Given instruction: Go through the material and pull out every line with the string "floor" in it.

Material for this exercise:
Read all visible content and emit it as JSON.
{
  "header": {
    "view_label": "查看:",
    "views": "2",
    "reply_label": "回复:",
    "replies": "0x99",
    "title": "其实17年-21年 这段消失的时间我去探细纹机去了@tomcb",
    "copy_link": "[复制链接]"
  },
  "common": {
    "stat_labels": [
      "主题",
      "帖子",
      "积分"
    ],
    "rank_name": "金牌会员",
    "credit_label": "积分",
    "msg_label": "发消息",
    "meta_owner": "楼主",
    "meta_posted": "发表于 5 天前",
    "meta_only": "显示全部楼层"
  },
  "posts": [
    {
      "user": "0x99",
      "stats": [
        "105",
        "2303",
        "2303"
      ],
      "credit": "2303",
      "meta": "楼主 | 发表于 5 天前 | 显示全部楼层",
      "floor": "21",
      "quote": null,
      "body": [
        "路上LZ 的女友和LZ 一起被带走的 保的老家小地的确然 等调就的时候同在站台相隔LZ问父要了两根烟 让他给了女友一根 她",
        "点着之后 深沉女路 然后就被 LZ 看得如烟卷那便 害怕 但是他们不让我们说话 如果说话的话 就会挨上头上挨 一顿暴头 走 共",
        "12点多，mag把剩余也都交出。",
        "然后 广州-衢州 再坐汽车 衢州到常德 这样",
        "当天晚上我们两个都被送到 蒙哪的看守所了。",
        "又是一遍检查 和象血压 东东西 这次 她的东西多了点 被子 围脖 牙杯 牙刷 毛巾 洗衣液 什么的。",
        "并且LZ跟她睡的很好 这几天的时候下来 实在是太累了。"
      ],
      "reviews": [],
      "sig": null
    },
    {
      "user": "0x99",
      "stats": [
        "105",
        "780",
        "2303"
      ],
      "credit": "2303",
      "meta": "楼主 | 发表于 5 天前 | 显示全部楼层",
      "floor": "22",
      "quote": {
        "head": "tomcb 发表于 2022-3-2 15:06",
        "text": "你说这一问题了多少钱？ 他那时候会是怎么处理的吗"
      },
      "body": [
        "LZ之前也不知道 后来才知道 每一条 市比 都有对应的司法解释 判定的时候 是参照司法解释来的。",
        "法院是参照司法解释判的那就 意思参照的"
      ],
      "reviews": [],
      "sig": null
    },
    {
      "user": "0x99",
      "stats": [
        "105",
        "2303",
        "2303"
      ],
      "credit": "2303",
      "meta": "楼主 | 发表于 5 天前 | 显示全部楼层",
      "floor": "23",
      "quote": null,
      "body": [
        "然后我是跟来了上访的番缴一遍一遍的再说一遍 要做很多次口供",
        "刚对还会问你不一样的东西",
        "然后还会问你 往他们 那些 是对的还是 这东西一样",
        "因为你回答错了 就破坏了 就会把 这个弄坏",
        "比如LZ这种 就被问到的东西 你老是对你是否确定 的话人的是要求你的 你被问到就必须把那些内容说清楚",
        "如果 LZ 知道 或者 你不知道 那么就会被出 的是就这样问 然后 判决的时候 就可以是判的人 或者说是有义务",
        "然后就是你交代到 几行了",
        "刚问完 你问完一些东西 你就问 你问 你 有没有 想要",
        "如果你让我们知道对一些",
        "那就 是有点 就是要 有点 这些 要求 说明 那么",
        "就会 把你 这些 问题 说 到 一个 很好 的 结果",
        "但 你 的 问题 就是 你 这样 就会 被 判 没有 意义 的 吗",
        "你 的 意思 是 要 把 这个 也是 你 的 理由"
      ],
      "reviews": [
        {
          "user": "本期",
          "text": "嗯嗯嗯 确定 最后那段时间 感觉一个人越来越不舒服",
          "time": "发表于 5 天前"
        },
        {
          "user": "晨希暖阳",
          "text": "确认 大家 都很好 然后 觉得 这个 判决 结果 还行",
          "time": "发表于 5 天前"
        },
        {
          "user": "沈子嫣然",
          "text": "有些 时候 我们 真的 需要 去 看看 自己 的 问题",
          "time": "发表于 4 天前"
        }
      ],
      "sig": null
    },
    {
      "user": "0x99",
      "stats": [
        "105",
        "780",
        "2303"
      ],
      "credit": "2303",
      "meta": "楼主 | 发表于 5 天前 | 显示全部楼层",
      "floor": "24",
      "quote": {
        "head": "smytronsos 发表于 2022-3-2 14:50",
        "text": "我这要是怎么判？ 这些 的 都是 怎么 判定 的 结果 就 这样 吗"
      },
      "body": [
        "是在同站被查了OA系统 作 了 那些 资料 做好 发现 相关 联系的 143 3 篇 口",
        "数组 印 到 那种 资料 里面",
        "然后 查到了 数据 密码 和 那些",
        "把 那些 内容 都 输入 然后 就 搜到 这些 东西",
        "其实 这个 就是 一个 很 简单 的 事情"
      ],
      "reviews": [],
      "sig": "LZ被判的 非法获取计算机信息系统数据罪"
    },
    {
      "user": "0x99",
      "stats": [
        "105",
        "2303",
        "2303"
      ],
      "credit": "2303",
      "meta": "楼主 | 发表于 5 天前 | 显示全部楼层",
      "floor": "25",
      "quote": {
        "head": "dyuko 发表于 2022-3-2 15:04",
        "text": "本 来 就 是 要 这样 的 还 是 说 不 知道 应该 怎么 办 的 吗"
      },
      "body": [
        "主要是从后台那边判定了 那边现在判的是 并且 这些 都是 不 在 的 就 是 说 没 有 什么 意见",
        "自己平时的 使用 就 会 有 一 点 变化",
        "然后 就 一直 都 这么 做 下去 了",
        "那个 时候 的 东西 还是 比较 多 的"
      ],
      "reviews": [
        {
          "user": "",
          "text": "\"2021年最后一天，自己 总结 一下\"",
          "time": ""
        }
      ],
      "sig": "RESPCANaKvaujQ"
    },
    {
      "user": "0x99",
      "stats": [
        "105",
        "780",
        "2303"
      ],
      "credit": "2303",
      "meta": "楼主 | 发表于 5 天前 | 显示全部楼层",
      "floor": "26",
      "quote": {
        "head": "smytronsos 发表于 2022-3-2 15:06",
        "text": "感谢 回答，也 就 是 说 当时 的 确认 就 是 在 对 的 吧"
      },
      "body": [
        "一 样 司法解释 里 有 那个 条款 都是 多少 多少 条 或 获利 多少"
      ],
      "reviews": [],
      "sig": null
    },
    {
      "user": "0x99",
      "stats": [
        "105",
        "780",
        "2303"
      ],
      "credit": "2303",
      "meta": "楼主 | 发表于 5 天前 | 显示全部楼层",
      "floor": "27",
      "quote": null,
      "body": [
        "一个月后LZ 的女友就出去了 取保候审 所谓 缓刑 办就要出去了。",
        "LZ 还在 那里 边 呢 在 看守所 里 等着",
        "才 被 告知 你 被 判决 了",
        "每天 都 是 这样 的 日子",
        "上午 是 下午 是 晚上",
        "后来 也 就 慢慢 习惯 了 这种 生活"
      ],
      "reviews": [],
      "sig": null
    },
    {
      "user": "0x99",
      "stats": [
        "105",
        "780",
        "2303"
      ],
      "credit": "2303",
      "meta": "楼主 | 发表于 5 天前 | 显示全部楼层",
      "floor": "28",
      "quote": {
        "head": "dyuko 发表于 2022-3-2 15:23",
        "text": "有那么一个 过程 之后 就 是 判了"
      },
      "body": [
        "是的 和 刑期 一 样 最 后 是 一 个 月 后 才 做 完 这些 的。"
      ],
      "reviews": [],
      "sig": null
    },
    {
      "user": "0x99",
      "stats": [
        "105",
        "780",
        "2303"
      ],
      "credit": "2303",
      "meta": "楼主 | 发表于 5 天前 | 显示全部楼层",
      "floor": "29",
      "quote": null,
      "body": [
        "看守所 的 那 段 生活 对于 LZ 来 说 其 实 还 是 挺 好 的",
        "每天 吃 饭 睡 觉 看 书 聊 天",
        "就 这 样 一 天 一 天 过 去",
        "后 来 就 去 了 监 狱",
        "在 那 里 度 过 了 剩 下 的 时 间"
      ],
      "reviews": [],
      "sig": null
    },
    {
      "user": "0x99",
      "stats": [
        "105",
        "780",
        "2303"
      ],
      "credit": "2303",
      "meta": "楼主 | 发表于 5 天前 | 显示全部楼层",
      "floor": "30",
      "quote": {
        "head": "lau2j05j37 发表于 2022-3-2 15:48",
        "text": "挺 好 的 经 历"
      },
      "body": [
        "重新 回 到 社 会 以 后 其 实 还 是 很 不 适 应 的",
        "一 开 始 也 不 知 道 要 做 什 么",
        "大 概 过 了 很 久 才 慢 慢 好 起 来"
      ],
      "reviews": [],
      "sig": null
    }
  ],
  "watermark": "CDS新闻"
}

Task result:
      "floor": "21",
      "floor": "22",
      "floor": "23",
      "floor": "24",
      "floor": "25",
      "floor": "26",
      "floor": "27",
      "floor": "28",
      "floor": "29",
      "floor": "30",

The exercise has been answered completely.